Below are some entries. Return exactly the lines from the one with "Parse this screenshot: output" through the final line, leaving out any pictures.

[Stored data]
↓
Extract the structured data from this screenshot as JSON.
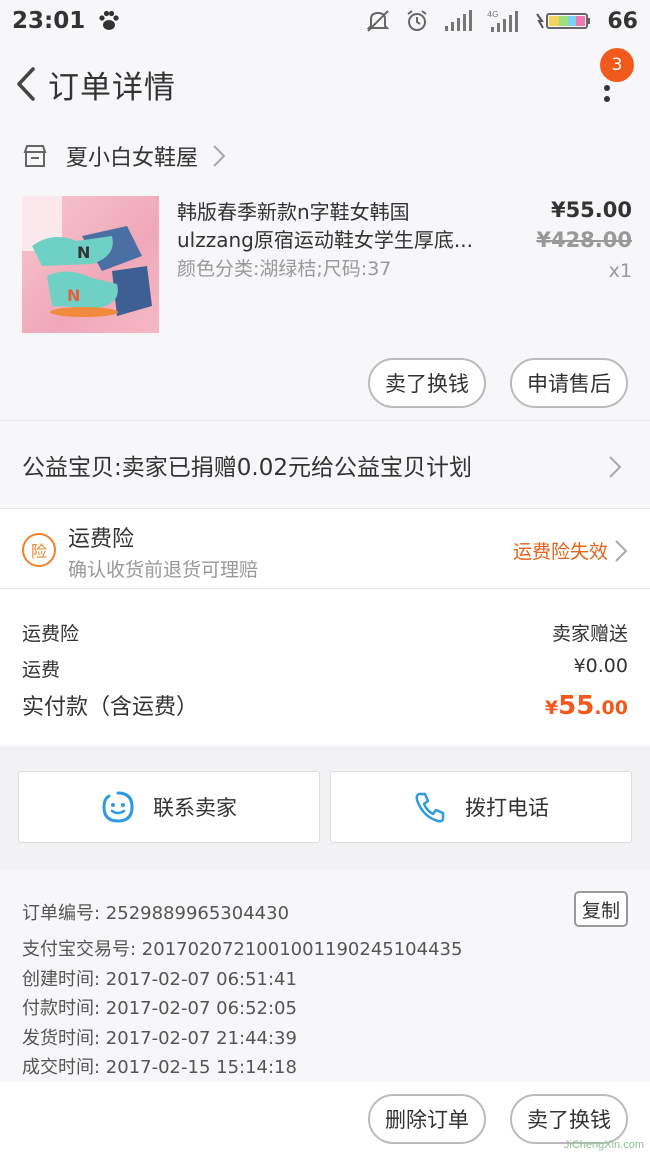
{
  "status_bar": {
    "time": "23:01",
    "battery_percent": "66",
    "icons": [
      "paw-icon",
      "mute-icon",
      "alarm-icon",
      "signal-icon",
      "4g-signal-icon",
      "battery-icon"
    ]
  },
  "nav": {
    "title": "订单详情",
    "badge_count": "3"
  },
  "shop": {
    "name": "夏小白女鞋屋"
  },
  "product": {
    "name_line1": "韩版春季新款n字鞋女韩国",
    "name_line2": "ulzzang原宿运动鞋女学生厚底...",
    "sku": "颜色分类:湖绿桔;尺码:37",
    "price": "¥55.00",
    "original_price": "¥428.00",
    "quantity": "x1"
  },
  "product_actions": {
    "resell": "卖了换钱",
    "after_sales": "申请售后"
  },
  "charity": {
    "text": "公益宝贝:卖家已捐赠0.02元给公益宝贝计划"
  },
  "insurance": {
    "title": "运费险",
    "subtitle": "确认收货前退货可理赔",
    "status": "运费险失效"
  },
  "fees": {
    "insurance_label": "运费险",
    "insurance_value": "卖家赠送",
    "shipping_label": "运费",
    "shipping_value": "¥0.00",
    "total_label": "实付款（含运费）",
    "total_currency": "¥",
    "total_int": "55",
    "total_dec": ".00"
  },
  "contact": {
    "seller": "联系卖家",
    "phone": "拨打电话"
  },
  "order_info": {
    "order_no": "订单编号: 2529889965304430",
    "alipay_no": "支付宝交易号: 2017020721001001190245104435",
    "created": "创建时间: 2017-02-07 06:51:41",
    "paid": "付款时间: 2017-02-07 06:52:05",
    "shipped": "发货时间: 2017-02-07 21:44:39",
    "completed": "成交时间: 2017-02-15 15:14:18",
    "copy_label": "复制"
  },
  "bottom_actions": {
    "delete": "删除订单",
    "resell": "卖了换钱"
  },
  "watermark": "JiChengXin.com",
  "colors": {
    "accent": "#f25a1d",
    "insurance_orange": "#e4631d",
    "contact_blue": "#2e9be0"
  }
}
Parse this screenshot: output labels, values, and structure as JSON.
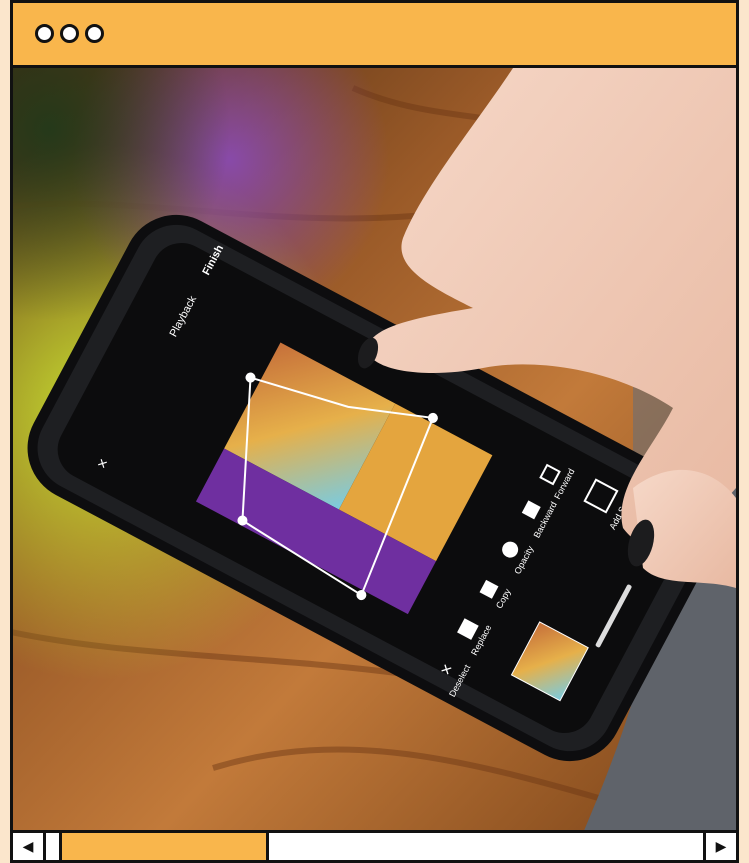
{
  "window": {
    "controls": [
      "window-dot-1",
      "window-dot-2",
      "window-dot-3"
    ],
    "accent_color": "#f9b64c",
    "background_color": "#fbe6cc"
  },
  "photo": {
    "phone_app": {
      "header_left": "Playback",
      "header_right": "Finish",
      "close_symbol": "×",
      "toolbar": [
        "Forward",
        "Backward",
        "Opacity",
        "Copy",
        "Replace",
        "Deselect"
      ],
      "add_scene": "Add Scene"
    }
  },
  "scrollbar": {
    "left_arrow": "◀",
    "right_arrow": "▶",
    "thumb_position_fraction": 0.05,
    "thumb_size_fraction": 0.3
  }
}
↑
TASK SOLUTION
Parse this screenshot: output labels, values, and structure as JSON.
{
  "window": {
    "controls": [
      "window-dot-1",
      "window-dot-2",
      "window-dot-3"
    ],
    "accent_color": "#f9b64c",
    "background_color": "#fbe6cc"
  },
  "photo": {
    "phone_app": {
      "header_left": "Playback",
      "header_right": "Finish",
      "close_symbol": "×",
      "toolbar": [
        "Forward",
        "Backward",
        "Opacity",
        "Copy",
        "Replace",
        "Deselect"
      ],
      "add_scene": "Add Scene"
    }
  },
  "scrollbar": {
    "left_arrow": "◀",
    "right_arrow": "▶",
    "thumb_position_fraction": 0.05,
    "thumb_size_fraction": 0.3
  }
}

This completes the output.